Directive: Your reply should be a single number: how many lines contain the string "JSON".

Given information:
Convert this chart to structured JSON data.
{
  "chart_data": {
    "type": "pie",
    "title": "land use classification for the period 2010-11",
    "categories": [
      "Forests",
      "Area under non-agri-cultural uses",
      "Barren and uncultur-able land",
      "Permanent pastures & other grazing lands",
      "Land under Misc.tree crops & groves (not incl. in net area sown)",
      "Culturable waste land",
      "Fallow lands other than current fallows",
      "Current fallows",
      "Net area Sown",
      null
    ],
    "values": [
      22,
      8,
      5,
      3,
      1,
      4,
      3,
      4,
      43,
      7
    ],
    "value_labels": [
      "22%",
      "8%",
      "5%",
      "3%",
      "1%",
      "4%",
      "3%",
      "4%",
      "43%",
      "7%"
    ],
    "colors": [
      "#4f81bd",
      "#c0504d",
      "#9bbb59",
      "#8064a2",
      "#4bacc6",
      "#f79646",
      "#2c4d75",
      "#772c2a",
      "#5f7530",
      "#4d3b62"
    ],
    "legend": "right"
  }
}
--
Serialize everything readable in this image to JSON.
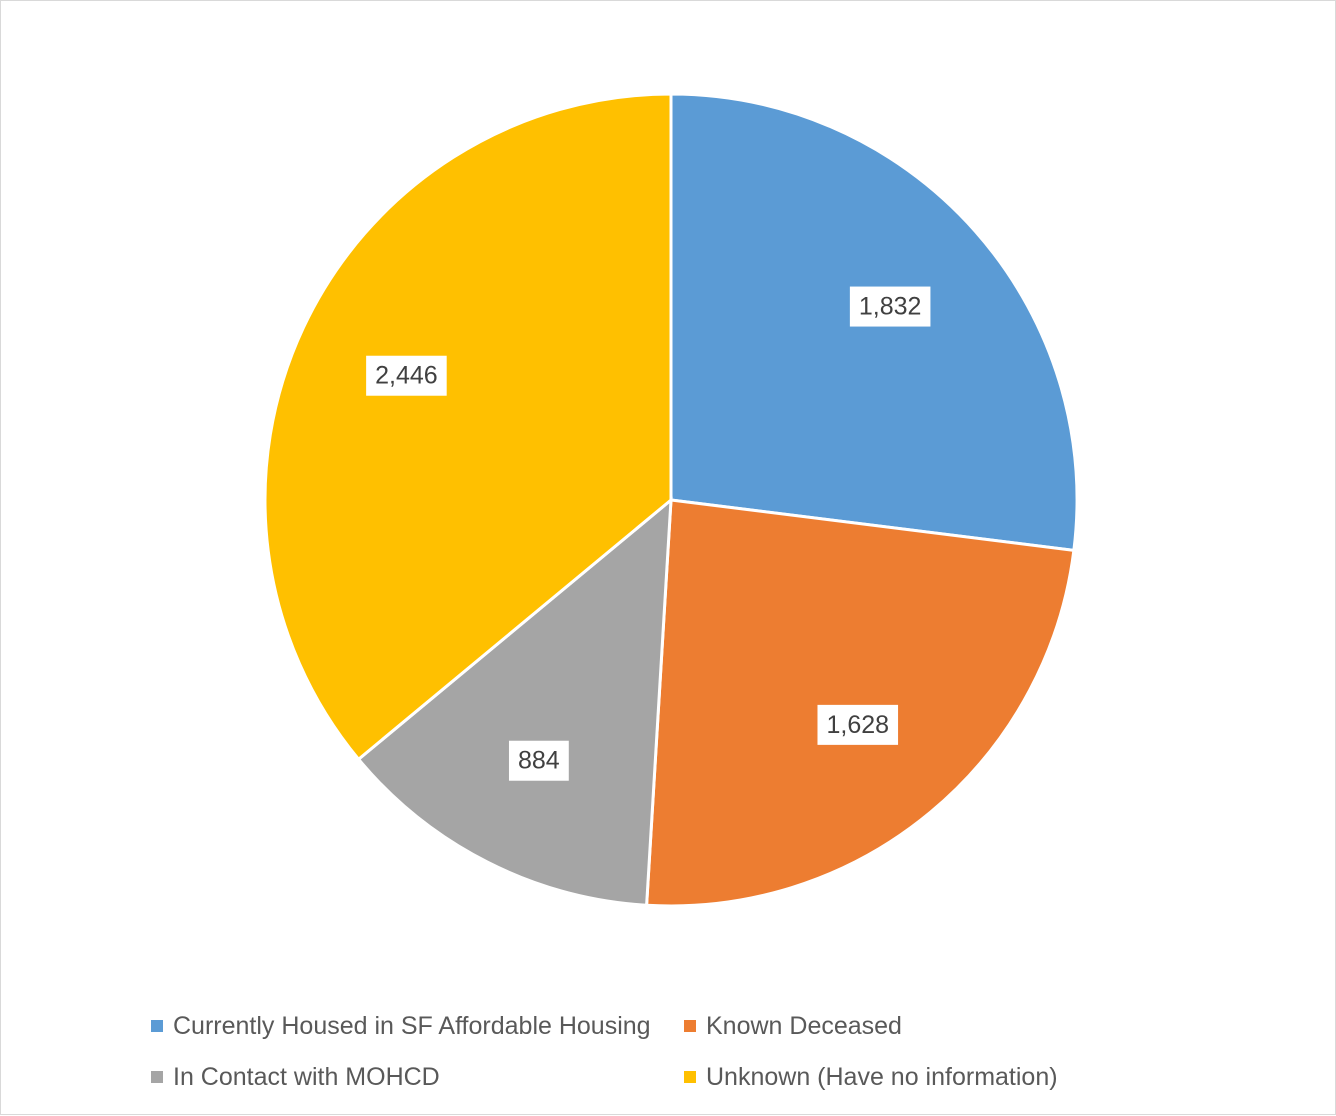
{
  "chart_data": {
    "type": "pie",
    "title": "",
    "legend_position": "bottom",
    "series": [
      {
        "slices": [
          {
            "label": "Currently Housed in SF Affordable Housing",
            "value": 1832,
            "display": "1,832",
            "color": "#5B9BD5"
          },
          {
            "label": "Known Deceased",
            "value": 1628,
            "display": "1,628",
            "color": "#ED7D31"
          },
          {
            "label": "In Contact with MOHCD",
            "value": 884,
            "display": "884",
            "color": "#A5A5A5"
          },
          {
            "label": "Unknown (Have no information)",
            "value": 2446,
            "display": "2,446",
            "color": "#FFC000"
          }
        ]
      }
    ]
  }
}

Correct response: 2